◆ Brief: Give the number of lines containing the word "Record", and nothing else.
— BEGIN Material supplied —
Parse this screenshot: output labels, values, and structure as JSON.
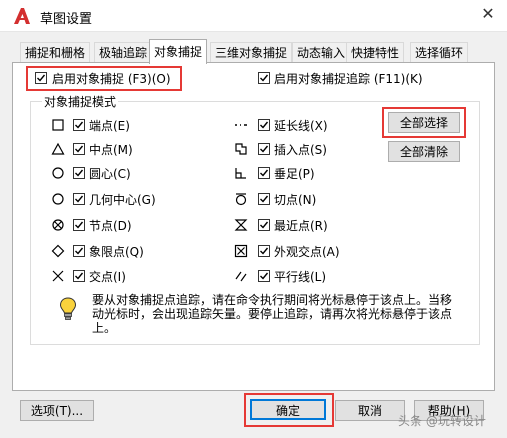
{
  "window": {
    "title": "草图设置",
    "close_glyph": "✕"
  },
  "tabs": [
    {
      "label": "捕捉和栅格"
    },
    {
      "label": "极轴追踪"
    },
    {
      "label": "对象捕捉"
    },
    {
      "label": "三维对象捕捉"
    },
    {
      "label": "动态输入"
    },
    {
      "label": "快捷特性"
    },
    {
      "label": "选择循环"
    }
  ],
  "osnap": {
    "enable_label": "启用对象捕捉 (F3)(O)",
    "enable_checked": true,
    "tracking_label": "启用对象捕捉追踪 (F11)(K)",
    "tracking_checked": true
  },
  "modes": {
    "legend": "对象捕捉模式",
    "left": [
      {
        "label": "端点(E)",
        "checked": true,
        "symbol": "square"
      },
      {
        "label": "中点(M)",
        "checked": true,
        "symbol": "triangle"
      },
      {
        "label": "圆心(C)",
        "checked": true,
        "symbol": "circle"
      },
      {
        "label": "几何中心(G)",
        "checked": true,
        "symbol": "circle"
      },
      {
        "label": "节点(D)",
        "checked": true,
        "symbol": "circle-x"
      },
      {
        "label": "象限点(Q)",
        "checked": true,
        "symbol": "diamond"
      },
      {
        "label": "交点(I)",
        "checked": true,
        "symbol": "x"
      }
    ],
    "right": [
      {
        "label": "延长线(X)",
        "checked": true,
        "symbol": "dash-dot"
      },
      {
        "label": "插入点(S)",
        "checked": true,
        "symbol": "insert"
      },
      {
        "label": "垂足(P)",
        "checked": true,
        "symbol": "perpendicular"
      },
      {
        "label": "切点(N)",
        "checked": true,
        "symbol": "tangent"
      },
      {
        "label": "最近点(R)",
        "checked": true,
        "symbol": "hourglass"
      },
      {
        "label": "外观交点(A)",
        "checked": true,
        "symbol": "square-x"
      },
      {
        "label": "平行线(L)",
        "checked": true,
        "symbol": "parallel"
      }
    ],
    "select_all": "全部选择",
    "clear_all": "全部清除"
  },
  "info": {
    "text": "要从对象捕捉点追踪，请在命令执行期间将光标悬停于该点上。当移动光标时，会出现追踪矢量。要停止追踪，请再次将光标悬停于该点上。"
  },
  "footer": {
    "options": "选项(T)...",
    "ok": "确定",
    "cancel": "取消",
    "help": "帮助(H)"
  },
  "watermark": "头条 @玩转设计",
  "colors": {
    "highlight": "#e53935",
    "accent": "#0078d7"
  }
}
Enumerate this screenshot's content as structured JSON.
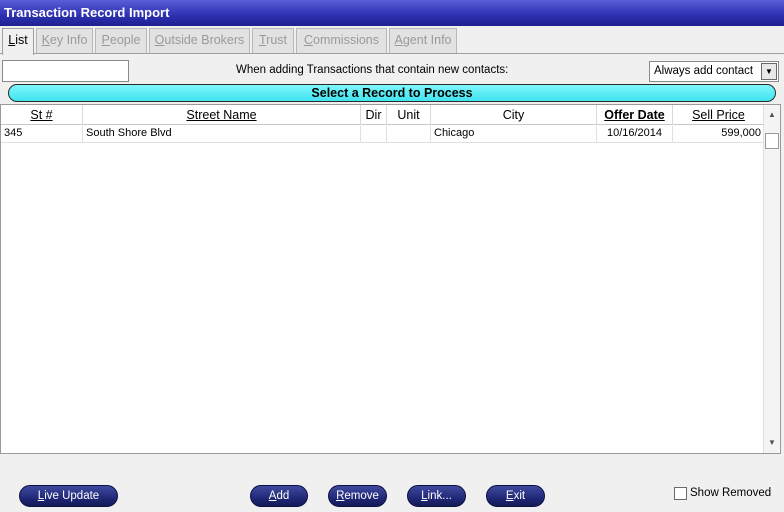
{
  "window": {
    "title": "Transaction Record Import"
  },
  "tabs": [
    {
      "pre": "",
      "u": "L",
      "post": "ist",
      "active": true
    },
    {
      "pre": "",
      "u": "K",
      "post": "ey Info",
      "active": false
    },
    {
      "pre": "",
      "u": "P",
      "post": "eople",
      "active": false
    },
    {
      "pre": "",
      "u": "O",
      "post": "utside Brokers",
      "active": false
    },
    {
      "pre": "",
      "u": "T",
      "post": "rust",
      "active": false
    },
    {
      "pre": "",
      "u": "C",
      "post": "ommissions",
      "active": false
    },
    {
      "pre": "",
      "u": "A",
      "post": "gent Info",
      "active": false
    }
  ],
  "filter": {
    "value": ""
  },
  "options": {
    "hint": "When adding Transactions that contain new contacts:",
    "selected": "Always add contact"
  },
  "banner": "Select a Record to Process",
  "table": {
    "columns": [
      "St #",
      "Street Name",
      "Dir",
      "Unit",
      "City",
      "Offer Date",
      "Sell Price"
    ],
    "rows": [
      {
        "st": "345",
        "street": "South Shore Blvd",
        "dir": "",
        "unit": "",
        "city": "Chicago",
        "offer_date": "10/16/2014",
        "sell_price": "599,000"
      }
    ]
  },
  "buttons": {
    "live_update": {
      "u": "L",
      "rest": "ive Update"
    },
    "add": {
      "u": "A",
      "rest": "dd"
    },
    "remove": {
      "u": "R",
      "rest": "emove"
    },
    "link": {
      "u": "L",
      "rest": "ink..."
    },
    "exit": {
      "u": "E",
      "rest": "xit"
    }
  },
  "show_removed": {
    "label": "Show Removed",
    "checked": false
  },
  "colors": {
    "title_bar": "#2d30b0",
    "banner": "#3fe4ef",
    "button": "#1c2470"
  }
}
— END Material supplied —
◆ The result: 2